- AIM OF THE EXERCISE -
Return each line of the data below verbatim; pictures are to be left out.

- SOURCE MATERIAL -

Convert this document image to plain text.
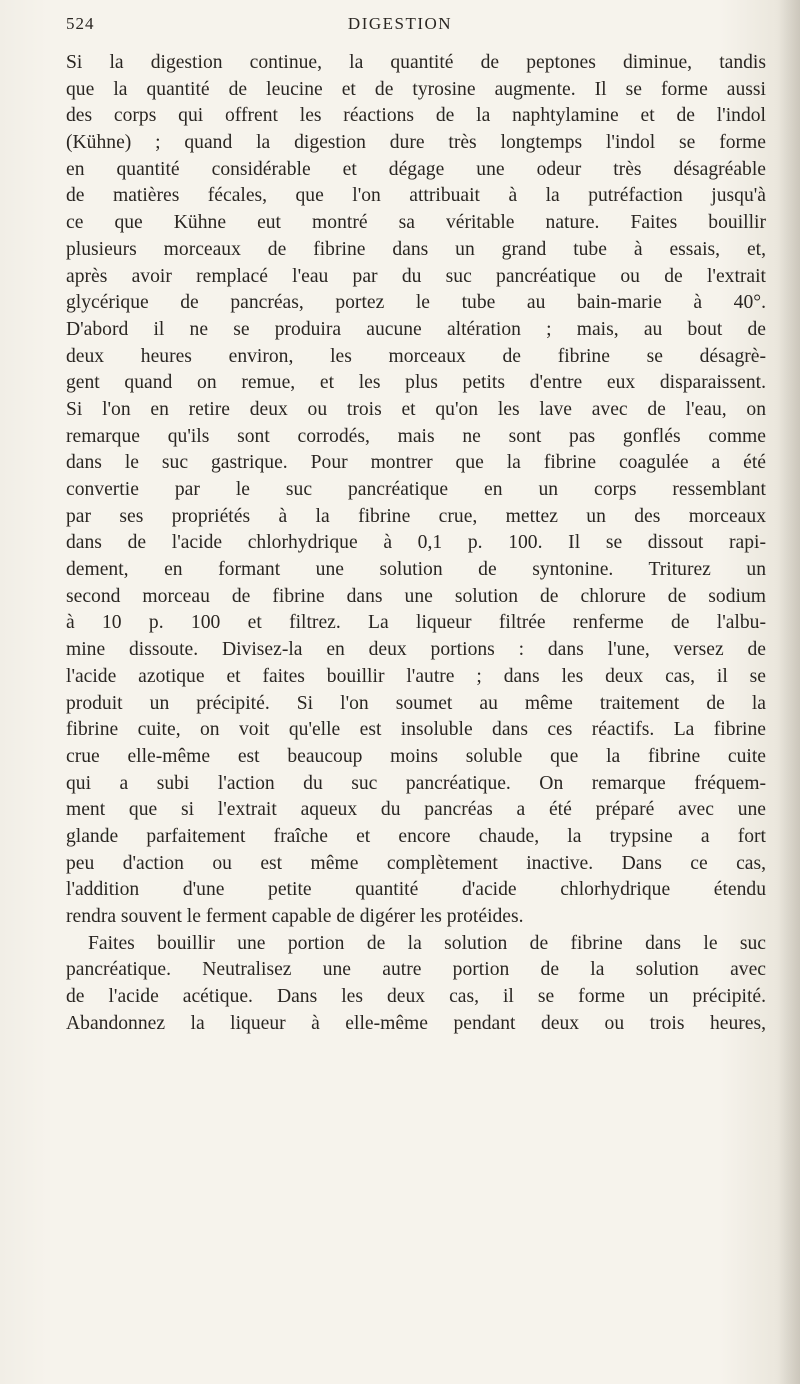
524	DIGESTION
Si la digestion continue, la quantité de peptones diminue, tandis
que la quantité de leucine et de tyrosine augmente. Il se forme aussi
des corps qui offrent les réactions de la naphtylamine et de l'indol
(Kühne) ; quand la digestion dure très longtemps l'indol se forme
en quantité considérable et dégage une odeur très désagréable
de matières fécales, que l'on attribuait à la putréfaction jusqu'à
ce que Kühne eut montré sa véritable nature. Faites bouillir
plusieurs morceaux de fibrine dans un grand tube à essais, et,
après avoir remplacé l'eau par du suc pancréatique ou de l'extrait
glycérique de pancréas, portez le tube au bain-marie à 40°.
D'abord il ne se produira aucune altération ; mais, au bout de
deux heures environ, les morceaux de fibrine se désagrè-
gent quand on remue, et les plus petits d'entre eux disparaissent.
Si l'on en retire deux ou trois et qu'on les lave avec de l'eau, on
remarque qu'ils sont corrodés, mais ne sont pas gonflés comme
dans le suc gastrique. Pour montrer que la fibrine coagulée a été
convertie par le suc pancréatique en un corps ressemblant
par ses propriétés à la fibrine crue, mettez un des morceaux
dans de l'acide chlorhydrique à 0,1 p. 100. Il se dissout rapi-
dement, en formant une solution de syntonine. Triturez un
second morceau de fibrine dans une solution de chlorure de sodium
à 10 p. 100 et filtrez. La liqueur filtrée renferme de l'albu-
mine dissoute. Divisez-la en deux portions : dans l'une, versez de
l'acide azotique et faites bouillir l'autre ; dans les deux cas, il se
produit un précipité. Si l'on soumet au même traitement de la
fibrine cuite, on voit qu'elle est insoluble dans ces réactifs. La fibrine
crue elle-même est beaucoup moins soluble que la fibrine cuite
qui a subi l'action du suc pancréatique. On remarque fréquem-
ment que si l'extrait aqueux du pancréas a été préparé avec une
glande parfaitement fraîche et encore chaude, la trypsine a fort
peu d'action ou est même complètement inactive. Dans ce cas,
l'addition d'une petite quantité d'acide chlorhydrique étendu
rendra souvent le ferment capable de digérer les protéides.
Faites bouillir une portion de la solution de fibrine dans le suc
pancréatique. Neutralisez une autre portion de la solution avec
de l'acide acétique. Dans les deux cas, il se forme un précipité.
Abandonnez la liqueur à elle-même pendant deux ou trois heures,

- EXERCISE RESULT -
Convert this document image to plain text.
524	DIGESTION
Si la digestion continue, la quantité de peptones diminue, tandis
que la quantité de leucine et de tyrosine augmente. Il se forme aussi
des corps qui offrent les réactions de la naphtylamine et de l'indol
(Kühne) ; quand la digestion dure très longtemps l'indol se forme
en quantité considérable et dégage une odeur très désagréable
de matières fécales, que l'on attribuait à la putréfaction jusqu'à
ce que Kühne eut montré sa véritable nature. Faites bouillir
plusieurs morceaux de fibrine dans un grand tube à essais, et,
après avoir remplacé l'eau par du suc pancréatique ou de l'extrait
glycérique de pancréas, portez le tube au bain-marie à 40°.
D'abord il ne se produira aucune altération ; mais, au bout de
deux heures environ, les morceaux de fibrine se désagrè-
gent quand on remue, et les plus petits d'entre eux disparaissent.
Si l'on en retire deux ou trois et qu'on les lave avec de l'eau, on
remarque qu'ils sont corrodés, mais ne sont pas gonflés comme
dans le suc gastrique. Pour montrer que la fibrine coagulée a été
convertie par le suc pancréatique en un corps ressemblant
par ses propriétés à la fibrine crue, mettez un des morceaux
dans de l'acide chlorhydrique à 0,1 p. 100. Il se dissout rapi-
dement, en formant une solution de syntonine. Triturez un
second morceau de fibrine dans une solution de chlorure de sodium
à 10 p. 100 et filtrez. La liqueur filtrée renferme de l'albu-
mine dissoute. Divisez-la en deux portions : dans l'une, versez de
l'acide azotique et faites bouillir l'autre ; dans les deux cas, il se
produit un précipité. Si l'on soumet au même traitement de la
fibrine cuite, on voit qu'elle est insoluble dans ces réactifs. La fibrine
crue elle-même est beaucoup moins soluble que la fibrine cuite
qui a subi l'action du suc pancréatique. On remarque fréquem-
ment que si l'extrait aqueux du pancréas a été préparé avec une
glande parfaitement fraîche et encore chaude, la trypsine a fort
peu d'action ou est même complètement inactive. Dans ce cas,
l'addition d'une petite quantité d'acide chlorhydrique étendu
rendra souvent le ferment capable de digérer les protéides.
Faites bouillir une portion de la solution de fibrine dans le suc
pancréatique. Neutralisez une autre portion de la solution avec
de l'acide acétique. Dans les deux cas, il se forme un précipité.
Abandonnez la liqueur à elle-même pendant deux ou trois heures,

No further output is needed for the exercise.